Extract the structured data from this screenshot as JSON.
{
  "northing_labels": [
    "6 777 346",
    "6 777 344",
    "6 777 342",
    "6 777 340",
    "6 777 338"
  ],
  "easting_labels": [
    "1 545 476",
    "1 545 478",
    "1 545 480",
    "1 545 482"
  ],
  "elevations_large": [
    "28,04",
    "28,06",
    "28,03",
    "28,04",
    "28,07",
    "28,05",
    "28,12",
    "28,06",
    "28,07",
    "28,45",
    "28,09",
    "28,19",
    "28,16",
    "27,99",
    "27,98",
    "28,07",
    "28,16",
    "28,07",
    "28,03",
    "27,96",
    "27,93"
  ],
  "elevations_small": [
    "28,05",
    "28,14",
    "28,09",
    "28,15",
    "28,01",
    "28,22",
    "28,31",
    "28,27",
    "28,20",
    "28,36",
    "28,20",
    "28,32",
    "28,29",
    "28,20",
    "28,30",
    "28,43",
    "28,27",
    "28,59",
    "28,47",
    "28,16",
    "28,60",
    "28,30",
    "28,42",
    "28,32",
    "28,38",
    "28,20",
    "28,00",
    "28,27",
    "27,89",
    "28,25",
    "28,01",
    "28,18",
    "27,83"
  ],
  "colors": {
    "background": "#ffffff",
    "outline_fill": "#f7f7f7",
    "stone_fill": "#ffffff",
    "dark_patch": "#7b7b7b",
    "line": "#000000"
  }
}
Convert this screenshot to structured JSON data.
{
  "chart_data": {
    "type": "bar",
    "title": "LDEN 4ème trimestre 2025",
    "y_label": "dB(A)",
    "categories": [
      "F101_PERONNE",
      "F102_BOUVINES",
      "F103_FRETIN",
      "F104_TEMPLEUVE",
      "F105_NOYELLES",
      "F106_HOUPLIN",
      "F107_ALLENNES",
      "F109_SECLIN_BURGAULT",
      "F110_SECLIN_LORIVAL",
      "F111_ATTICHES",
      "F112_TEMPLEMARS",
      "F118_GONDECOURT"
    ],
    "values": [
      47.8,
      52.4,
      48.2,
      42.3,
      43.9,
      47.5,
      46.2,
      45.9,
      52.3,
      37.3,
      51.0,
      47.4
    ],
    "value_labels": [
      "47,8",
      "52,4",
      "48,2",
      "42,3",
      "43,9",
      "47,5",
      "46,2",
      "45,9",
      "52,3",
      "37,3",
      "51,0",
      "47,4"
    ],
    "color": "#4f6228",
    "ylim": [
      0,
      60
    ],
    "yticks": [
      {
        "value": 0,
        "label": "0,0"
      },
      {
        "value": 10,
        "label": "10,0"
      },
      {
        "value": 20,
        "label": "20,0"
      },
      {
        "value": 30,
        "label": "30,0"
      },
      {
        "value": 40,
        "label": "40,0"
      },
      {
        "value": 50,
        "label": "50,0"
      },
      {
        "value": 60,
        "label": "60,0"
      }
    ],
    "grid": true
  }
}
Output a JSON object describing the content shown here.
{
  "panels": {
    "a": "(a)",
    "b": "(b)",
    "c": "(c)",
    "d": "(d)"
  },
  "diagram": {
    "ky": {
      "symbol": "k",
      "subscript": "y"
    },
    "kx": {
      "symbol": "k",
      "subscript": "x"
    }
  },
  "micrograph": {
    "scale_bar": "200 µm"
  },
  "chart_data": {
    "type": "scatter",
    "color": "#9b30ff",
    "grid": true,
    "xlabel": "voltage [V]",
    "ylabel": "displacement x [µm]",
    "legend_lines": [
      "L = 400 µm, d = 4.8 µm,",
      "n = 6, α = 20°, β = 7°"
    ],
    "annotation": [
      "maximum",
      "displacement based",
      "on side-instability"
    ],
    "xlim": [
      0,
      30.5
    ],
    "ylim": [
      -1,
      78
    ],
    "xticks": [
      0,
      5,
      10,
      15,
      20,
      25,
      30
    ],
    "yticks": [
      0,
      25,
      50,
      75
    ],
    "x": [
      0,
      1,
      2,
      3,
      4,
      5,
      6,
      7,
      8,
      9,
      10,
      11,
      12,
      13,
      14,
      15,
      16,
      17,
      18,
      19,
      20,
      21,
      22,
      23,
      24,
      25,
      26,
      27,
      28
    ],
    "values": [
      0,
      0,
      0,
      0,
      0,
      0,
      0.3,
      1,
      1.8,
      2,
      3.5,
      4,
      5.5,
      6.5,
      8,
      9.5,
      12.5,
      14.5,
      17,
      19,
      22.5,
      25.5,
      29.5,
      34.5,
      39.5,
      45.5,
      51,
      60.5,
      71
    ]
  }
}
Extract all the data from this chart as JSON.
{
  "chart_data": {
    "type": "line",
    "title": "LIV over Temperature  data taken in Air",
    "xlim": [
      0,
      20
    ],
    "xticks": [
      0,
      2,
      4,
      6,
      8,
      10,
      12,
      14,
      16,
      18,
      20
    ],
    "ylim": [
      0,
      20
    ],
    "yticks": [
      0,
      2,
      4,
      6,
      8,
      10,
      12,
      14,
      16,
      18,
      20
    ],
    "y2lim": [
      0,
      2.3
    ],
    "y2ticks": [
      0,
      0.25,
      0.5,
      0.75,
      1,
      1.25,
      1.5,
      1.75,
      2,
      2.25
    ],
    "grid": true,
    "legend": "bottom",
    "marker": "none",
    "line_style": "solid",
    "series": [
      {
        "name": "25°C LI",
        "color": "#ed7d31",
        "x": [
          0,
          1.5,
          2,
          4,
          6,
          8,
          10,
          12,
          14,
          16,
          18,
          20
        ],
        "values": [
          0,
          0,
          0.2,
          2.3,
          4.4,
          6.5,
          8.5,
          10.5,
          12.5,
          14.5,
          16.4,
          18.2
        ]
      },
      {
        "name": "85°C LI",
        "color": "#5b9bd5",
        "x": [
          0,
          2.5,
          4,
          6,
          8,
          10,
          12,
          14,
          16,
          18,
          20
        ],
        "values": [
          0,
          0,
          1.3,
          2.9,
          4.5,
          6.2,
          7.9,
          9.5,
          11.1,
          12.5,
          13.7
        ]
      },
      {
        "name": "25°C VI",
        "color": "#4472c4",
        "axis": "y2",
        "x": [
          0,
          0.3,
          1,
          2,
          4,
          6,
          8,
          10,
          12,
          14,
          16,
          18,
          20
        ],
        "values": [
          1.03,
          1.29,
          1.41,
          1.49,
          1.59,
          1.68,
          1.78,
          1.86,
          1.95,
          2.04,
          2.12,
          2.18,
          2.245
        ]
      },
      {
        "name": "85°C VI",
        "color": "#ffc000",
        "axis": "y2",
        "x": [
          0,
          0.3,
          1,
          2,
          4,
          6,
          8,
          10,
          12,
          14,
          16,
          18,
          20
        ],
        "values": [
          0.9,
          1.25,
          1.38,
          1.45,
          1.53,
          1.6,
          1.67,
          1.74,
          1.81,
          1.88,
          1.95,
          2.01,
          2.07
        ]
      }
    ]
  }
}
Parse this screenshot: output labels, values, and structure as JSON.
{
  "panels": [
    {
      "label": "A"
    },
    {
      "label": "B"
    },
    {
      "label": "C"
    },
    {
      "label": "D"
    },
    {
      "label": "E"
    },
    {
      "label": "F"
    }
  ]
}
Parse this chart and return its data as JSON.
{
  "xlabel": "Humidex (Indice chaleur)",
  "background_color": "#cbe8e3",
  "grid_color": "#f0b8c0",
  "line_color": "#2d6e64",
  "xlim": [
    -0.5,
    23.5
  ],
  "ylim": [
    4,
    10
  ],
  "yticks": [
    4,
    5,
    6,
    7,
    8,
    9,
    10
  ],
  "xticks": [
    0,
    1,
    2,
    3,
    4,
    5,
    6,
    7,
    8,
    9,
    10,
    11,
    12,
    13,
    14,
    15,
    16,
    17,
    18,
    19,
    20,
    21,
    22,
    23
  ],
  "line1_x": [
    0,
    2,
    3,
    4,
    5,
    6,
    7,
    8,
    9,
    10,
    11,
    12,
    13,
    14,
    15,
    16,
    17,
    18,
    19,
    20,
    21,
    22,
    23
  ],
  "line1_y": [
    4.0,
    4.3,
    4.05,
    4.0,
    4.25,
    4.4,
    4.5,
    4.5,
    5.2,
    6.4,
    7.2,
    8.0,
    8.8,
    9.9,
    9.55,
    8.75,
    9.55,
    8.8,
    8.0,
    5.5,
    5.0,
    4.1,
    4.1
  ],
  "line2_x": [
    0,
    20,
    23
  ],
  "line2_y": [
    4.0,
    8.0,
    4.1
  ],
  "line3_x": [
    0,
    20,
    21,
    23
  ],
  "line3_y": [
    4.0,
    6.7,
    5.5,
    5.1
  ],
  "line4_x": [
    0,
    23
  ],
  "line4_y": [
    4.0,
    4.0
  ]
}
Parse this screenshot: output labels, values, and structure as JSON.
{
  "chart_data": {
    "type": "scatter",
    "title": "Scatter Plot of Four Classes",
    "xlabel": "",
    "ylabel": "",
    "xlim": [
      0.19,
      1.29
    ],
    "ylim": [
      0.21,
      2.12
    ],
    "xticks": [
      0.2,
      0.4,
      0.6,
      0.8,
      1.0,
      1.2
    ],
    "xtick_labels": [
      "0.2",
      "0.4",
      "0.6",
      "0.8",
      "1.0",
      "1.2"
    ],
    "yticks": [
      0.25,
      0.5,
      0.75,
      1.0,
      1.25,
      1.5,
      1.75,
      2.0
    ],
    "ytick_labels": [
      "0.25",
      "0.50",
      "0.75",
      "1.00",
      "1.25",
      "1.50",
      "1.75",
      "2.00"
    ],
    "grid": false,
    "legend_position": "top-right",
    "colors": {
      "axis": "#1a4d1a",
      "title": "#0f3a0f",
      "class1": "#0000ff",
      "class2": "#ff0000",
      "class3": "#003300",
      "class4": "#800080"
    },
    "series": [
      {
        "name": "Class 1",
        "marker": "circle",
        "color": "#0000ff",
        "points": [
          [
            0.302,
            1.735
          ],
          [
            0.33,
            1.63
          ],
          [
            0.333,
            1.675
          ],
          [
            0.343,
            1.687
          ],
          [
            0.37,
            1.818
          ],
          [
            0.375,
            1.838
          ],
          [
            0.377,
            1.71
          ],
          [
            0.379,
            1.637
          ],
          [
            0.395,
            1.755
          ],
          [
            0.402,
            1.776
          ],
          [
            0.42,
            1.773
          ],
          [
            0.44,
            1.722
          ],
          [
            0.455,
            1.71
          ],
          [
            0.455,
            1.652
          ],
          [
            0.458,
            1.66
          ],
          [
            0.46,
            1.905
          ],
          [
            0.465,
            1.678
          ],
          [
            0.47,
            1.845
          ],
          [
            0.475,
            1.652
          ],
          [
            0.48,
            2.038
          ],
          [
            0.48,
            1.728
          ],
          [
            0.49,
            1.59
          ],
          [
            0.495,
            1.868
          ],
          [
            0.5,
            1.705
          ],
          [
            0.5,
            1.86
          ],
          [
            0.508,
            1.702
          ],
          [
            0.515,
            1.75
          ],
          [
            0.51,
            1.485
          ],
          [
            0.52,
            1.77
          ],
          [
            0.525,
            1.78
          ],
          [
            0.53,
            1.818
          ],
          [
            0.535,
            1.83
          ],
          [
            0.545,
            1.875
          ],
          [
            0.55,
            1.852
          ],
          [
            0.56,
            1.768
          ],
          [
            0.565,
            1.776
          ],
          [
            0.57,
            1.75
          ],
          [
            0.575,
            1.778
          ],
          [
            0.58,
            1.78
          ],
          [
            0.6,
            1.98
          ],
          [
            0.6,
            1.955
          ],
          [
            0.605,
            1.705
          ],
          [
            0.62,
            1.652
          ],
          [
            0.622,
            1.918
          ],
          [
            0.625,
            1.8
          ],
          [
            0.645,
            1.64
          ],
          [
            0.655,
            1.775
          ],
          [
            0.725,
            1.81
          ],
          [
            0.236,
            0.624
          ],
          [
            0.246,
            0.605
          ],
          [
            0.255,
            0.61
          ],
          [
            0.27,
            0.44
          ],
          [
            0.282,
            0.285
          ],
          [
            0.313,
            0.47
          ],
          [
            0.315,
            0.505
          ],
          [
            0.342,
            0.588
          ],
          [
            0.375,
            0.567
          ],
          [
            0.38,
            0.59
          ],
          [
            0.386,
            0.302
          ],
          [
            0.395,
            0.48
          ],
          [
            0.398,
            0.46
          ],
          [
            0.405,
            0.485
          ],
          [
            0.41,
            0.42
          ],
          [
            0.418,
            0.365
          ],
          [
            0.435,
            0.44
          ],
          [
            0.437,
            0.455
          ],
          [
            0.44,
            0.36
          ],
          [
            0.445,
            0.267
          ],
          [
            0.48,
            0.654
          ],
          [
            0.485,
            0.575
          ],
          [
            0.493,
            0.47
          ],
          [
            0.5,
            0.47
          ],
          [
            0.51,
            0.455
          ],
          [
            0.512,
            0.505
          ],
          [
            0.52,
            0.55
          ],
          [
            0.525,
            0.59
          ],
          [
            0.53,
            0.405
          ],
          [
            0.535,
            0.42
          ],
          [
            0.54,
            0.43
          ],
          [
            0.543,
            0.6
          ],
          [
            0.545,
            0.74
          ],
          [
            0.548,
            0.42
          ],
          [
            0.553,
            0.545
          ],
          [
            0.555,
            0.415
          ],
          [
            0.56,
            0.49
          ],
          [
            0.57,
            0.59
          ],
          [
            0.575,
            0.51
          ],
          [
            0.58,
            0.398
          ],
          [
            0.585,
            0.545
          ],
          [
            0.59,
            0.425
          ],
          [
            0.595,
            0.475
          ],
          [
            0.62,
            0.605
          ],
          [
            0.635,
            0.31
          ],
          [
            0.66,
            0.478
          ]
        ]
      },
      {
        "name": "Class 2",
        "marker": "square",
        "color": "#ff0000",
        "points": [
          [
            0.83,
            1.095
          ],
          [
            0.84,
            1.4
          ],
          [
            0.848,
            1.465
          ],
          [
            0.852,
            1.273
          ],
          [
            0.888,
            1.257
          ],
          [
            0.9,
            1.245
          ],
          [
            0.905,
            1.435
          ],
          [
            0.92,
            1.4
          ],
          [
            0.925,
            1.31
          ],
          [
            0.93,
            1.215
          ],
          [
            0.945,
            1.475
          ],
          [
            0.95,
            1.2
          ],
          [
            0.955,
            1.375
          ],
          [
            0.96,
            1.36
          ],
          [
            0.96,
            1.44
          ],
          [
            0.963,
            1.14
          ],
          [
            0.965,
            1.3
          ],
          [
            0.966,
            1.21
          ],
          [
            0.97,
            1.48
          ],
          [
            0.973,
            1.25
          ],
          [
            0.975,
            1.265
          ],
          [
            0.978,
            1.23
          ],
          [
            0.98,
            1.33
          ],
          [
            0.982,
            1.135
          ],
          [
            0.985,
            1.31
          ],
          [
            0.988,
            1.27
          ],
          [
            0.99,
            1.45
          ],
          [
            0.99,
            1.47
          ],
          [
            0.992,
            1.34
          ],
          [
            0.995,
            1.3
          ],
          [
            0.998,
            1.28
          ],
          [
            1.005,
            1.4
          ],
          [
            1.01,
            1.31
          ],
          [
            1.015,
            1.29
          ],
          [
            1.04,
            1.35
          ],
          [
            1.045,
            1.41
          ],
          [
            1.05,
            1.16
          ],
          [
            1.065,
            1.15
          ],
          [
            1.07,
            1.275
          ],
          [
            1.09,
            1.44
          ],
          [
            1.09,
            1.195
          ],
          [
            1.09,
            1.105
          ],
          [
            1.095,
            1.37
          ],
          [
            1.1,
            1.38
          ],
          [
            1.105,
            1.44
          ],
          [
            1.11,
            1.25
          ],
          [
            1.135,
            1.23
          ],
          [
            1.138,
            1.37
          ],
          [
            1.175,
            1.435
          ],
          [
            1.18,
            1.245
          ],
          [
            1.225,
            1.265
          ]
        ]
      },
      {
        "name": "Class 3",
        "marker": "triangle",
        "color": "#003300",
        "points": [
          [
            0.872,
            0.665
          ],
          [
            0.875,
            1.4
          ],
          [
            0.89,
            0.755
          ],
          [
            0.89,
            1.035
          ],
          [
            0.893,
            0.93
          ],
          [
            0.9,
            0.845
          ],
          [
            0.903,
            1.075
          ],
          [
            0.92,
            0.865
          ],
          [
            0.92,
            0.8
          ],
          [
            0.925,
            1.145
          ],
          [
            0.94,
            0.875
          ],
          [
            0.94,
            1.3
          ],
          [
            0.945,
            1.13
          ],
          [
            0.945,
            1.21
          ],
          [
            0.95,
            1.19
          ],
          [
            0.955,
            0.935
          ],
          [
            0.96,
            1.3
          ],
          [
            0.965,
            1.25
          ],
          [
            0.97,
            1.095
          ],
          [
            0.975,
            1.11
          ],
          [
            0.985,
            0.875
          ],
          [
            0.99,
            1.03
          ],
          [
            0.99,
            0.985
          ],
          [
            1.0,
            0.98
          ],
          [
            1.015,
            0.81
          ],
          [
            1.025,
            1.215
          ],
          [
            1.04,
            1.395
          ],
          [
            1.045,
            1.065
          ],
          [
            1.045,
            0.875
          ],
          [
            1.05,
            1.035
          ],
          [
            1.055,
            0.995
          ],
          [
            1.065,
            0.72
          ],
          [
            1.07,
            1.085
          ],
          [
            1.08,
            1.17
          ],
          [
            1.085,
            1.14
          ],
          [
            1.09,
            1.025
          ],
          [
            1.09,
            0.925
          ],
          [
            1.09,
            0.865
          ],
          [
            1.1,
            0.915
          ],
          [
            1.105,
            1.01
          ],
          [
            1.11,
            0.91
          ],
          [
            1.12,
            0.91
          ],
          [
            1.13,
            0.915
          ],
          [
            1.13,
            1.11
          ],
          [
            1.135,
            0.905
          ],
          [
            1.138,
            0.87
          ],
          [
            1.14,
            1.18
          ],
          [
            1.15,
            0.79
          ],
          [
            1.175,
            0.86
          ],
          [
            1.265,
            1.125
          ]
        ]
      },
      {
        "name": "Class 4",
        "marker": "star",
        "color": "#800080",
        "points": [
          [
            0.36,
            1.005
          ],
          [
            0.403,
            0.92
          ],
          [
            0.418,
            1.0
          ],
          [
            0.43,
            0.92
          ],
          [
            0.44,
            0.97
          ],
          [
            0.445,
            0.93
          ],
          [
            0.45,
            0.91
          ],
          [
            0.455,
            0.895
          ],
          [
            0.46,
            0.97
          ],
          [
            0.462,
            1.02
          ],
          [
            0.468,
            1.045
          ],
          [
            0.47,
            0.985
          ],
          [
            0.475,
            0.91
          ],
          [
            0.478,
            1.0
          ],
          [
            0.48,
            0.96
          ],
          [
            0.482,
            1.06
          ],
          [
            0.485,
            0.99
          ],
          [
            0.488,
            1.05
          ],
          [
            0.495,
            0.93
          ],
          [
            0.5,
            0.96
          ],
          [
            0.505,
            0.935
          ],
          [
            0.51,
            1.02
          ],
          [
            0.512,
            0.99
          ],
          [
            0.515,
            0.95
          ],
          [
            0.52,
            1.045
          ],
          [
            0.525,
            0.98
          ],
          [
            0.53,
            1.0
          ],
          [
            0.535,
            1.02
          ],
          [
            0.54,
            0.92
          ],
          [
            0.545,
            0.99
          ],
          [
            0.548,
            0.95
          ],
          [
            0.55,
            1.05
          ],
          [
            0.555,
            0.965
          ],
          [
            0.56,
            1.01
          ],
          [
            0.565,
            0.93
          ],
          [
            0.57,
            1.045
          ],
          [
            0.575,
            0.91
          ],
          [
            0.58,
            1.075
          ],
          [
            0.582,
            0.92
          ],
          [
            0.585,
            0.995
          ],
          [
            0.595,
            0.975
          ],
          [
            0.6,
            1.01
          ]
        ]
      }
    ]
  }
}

━━━━━━━━━━━━━━━━━━━━━━━━━━━━━━

» **YOUR TASK**
Tally how many lines of the data include the word "name". Write the number and nothing else.

» **COMPLETED EXERCISE**
8